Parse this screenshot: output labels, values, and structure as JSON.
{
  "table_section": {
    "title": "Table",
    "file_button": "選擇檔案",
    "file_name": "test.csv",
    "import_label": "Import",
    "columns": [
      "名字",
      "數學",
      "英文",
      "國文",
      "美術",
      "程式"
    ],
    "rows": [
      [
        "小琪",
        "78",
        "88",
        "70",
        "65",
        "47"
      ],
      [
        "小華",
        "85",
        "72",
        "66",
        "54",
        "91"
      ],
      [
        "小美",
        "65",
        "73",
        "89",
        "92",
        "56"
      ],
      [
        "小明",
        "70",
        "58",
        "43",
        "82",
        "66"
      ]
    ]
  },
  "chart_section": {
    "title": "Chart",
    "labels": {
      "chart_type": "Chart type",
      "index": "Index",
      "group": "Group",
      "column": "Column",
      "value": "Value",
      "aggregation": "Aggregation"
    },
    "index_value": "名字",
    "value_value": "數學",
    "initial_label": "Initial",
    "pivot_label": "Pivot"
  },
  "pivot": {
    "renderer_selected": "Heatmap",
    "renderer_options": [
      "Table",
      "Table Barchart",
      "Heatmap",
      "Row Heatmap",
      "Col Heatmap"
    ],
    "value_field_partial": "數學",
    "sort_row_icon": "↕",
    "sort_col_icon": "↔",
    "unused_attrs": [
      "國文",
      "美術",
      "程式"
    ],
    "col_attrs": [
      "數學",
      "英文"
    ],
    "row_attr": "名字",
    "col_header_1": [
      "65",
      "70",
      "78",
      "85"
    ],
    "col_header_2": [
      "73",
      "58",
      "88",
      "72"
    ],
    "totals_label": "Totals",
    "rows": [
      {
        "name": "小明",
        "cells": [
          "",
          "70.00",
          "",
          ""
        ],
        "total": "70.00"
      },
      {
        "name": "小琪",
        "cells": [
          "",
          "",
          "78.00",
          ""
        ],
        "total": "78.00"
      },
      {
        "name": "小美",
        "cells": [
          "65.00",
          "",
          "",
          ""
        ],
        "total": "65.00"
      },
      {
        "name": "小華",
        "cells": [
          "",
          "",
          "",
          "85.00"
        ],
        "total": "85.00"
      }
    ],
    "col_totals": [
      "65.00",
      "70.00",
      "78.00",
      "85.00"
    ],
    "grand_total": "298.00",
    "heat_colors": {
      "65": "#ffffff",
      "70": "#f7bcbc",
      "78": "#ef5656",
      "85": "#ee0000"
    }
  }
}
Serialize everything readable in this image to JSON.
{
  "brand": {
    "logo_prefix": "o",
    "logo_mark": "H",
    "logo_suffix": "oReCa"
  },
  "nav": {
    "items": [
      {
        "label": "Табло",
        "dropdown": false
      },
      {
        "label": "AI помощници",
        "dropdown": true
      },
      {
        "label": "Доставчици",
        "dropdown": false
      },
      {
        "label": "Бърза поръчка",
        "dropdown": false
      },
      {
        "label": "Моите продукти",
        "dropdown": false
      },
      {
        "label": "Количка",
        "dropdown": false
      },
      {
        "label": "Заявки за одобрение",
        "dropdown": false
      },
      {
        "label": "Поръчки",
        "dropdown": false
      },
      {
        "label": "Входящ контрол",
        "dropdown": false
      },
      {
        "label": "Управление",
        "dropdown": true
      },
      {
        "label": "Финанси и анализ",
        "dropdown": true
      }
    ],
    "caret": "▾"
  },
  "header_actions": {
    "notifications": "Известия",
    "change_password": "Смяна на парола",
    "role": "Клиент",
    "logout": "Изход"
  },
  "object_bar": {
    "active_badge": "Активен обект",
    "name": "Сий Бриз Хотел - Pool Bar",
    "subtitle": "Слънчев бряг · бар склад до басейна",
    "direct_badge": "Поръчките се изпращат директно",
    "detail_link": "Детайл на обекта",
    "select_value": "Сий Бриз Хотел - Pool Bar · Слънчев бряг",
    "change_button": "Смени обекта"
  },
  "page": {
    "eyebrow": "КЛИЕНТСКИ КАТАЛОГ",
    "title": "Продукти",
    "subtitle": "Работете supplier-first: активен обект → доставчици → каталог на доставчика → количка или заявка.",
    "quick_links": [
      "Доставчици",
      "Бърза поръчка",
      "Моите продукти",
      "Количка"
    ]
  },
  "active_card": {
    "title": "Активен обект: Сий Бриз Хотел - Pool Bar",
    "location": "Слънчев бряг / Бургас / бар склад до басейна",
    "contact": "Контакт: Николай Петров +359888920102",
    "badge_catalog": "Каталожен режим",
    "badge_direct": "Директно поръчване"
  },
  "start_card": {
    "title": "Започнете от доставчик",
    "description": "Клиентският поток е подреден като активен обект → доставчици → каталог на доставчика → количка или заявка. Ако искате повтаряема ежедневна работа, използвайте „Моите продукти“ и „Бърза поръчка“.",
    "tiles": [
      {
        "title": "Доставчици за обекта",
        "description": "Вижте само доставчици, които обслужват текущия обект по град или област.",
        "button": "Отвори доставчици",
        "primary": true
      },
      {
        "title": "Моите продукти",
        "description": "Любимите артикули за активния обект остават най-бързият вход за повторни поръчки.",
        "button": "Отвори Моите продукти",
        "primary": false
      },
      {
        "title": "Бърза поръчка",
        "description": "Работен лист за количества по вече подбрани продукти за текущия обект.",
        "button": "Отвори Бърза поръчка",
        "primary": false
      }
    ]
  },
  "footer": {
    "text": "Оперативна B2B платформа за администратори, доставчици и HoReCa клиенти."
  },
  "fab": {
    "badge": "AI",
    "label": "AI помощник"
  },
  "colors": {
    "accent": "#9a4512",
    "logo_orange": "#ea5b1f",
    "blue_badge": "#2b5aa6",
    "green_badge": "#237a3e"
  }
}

▸ TASK STATEMENT
Copy out the whole listing, exactly as written.

▸ OUTPUT FOR THIS TASK
Parse this screenshot: output labels, values, and structure as JSON.
{
  "table_section": {
    "title": "Table",
    "file_button": "選擇檔案",
    "file_name": "test.csv",
    "import_label": "Import",
    "columns": [
      "名字",
      "數學",
      "英文",
      "國文",
      "美術",
      "程式"
    ],
    "rows": [
      [
        "小琪",
        "78",
        "88",
        "70",
        "65",
        "47"
      ],
      [
        "小華",
        "85",
        "72",
        "66",
        "54",
        "91"
      ],
      [
        "小美",
        "65",
        "73",
        "89",
        "92",
        "56"
      ],
      [
        "小明",
        "70",
        "58",
        "43",
        "82",
        "66"
      ]
    ]
  },
  "chart_section": {
    "title": "Chart",
    "labels": {
      "chart_type": "Chart type",
      "index": "Index",
      "group": "Group",
      "column": "Column",
      "value": "Value",
      "aggregation": "Aggregation"
    },
    "index_value": "名字",
    "value_value": "數學",
    "initial_label": "Initial",
    "pivot_label": "Pivot"
  },
  "pivot": {
    "renderer_selected": "Heatmap",
    "renderer_options": [
      "Table",
      "Table Barchart",
      "Heatmap",
      "Row Heatmap",
      "Col Heatmap"
    ],
    "value_field_partial": "數學",
    "sort_row_icon": "↕",
    "sort_col_icon": "↔",
    "unused_attrs": [
      "國文",
      "美術",
      "程式"
    ],
    "col_attrs": [
      "數學",
      "英文"
    ],
    "row_attr": "名字",
    "col_header_1": [
      "65",
      "70",
      "78",
      "85"
    ],
    "col_header_2": [
      "73",
      "58",
      "88",
      "72"
    ],
    "totals_label": "Totals",
    "rows": [
      {
        "name": "小明",
        "cells": [
          "",
          "70.00",
          "",
          ""
        ],
        "total": "70.00"
      },
      {
        "name": "小琪",
        "cells": [
          "",
          "",
          "78.00",
          ""
        ],
        "total": "78.00"
      },
      {
        "name": "小美",
        "cells": [
          "65.00",
          "",
          "",
          ""
        ],
        "total": "65.00"
      },
      {
        "name": "小華",
        "cells": [
          "",
          "",
          "",
          "85.00"
        ],
        "total": "85.00"
      }
    ],
    "col_totals": [
      "65.00",
      "70.00",
      "78.00",
      "85.00"
    ],
    "grand_total": "298.00",
    "heat_colors": {
      "65": "#ffffff",
      "70": "#f7bcbc",
      "78": "#ef5656",
      "85": "#ee0000"
    }
  }
}
Serialize everything readable in this image to JSON.
{
  "brand": {
    "logo_prefix": "o",
    "logo_mark": "H",
    "logo_suffix": "oReCa"
  },
  "nav": {
    "items": [
      {
        "label": "Табло",
        "dropdown": false
      },
      {
        "label": "AI помощници",
        "dropdown": true
      },
      {
        "label": "Доставчици",
        "dropdown": false
      },
      {
        "label": "Бърза поръчка",
        "dropdown": false
      },
      {
        "label": "Моите продукти",
        "dropdown": false
      },
      {
        "label": "Количка",
        "dropdown": false
      },
      {
        "label": "Заявки за одобрение",
        "dropdown": false
      },
      {
        "label": "Поръчки",
        "dropdown": false
      },
      {
        "label": "Входящ контрол",
        "dropdown": false
      },
      {
        "label": "Управление",
        "dropdown": true
      },
      {
        "label": "Финанси и анализ",
        "dropdown": true
      }
    ],
    "caret": "▾"
  },
  "header_actions": {
    "notifications": "Известия",
    "change_password": "Смяна на парола",
    "role": "Клиент",
    "logout": "Изход"
  },
  "object_bar": {
    "active_badge": "Активен обект",
    "name": "Сий Бриз Хотел - Pool Bar",
    "subtitle": "Слънчев бряг · бар склад до басейна",
    "direct_badge": "Поръчките се изпращат директно",
    "detail_link": "Детайл на обекта",
    "select_value": "Сий Бриз Хотел - Pool Bar · Слънчев бряг",
    "change_button": "Смени обекта"
  },
  "page": {
    "eyebrow": "КЛИЕНТСКИ КАТАЛОГ",
    "title": "Продукти",
    "subtitle": "Работете supplier-first: активен обект → доставчици → каталог на доставчика → количка или заявка.",
    "quick_links": [
      "Доставчици",
      "Бърза поръчка",
      "Моите продукти",
      "Количка"
    ]
  },
  "active_card": {
    "title": "Активен обект: Сий Бриз Хотел - Pool Bar",
    "location": "Слънчев бряг / Бургас / бар склад до басейна",
    "contact": "Контакт: Николай Петров +359888920102",
    "badge_catalog": "Каталожен режим",
    "badge_direct": "Директно поръчване"
  },
  "start_card": {
    "title": "Започнете от доставчик",
    "description": "Клиентският поток е подреден като активен обект → доставчици → каталог на доставчика → количка или заявка. Ако искате повтаряема ежедневна работа, използвайте „Моите продукти“ и „Бърза поръчка“.",
    "tiles": [
      {
        "title": "Доставчици за обекта",
        "description": "Вижте само доставчици, които обслужват текущия обект по град или област.",
        "button": "Отвори доставчици",
        "primary": true
      },
      {
        "title": "Моите продукти",
        "description": "Любимите артикули за активния обект остават най-бързият вход за повторни поръчки.",
        "button": "Отвори Моите продукти",
        "primary": false
      },
      {
        "title": "Бърза поръчка",
        "description": "Работен лист за количества по вече подбрани продукти за текущия обект.",
        "button": "Отвори Бърза поръчка",
        "primary": false
      }
    ]
  },
  "footer": {
    "text": "Оперативна B2B платформа за администратори, доставчици и HoReCa клиенти."
  },
  "fab": {
    "badge": "AI",
    "label": "AI помощник"
  },
  "colors": {
    "accent": "#9a4512",
    "logo_orange": "#ea5b1f",
    "blue_badge": "#2b5aa6",
    "green_badge": "#237a3e"
  }
}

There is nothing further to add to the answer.